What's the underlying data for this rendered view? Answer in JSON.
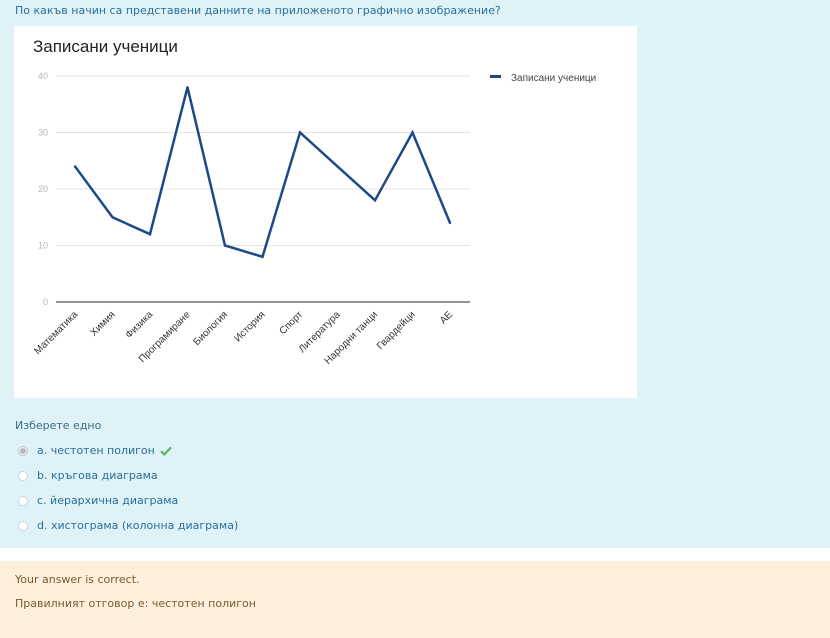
{
  "question": {
    "text": "По какъв начин са представени данните на приложеното графично изображение?"
  },
  "chart_data": {
    "type": "line",
    "title": "Записани ученици",
    "categories": [
      "Математика",
      "Химия",
      "Физика",
      "Програмиране",
      "Биология",
      "История",
      "Спорт",
      "Литература",
      "Народни танци",
      "Гвардейци",
      "АЕ"
    ],
    "series": [
      {
        "name": "Записани ученици",
        "values": [
          24,
          15,
          12,
          38,
          10,
          8,
          30,
          24,
          18,
          30,
          14
        ]
      }
    ],
    "yticks": [
      "0",
      "10",
      "20",
      "30",
      "40"
    ],
    "ylim": [
      0,
      40
    ],
    "grid": true,
    "legend": "right",
    "colors": {
      "line": "#1c4a88",
      "grid": "#e3e3e3",
      "axis": "#555555",
      "tick_text": "#b5b5b5"
    }
  },
  "prompt": "Изберете едно",
  "answers": [
    {
      "label": "a. честотен полигон",
      "selected": true,
      "correct": true
    },
    {
      "label": "b. кръгова диаграма",
      "selected": false
    },
    {
      "label": "c. йерархична диаграма",
      "selected": false
    },
    {
      "label": "d. хистограма (колонна диаграма)",
      "selected": false
    }
  ],
  "feedback": {
    "status": "Your answer is correct.",
    "right_answer": "Правилният отговор е: честотен полигон"
  },
  "colors": {
    "question_bg": "#def2f8",
    "feedback_bg": "#fcefdc",
    "check": "#5cb85c"
  }
}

○ ○ ○ ○ ○

▶ **WHAT IS EXPECTED**:
Return every line in the listing that contains the word "true".

▶ **ANSWER TO THIS PROBLEM**:
    "grid": true,
      "selected": true,
      "correct": true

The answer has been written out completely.